* [AIM OF THE EXERCISE]:
What is the number of lines in these entries that include "Payment"? Write that number and no other text.
::: PROVIDED INFORMATION
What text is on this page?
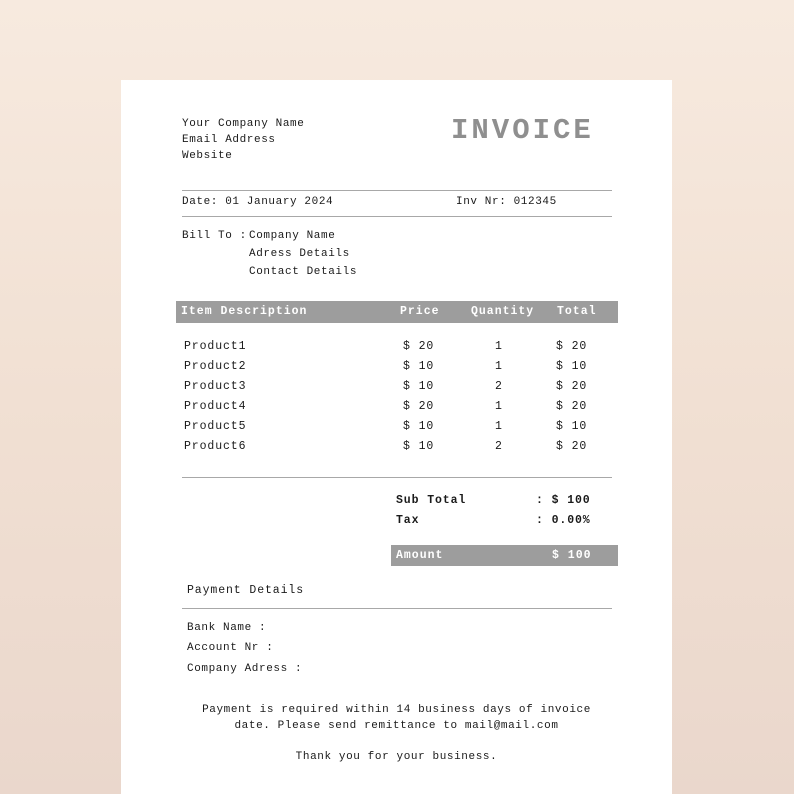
Your Company Name
Email Address
Website
INVOICE
Date: 01 January 2024	Inv Nr: 012345
Bill To : Company Name
Adress Details
Contact Details
Item Description	Price	Quantity Total
Product1	$ 20	1	$ 20
Product2	$ 10	1	$ 10
Product3	$ 10	2	$ 20
Product4	$ 20	1	$ 20
Product5	$ 10	1	$ 10
Product6	$ 10	2	$ 20
Sub Total	: $ 100
Tax	: 0.00%
Amount	$ 100
Payment Details
Bank Name :
Account Nr :
Company Adress :
Payment is required within 14 business days of invoice
date. Please send remittance to mail@mail.com
Thank you for your business.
::::::
* [ANSWER FOR THE TASK]:
2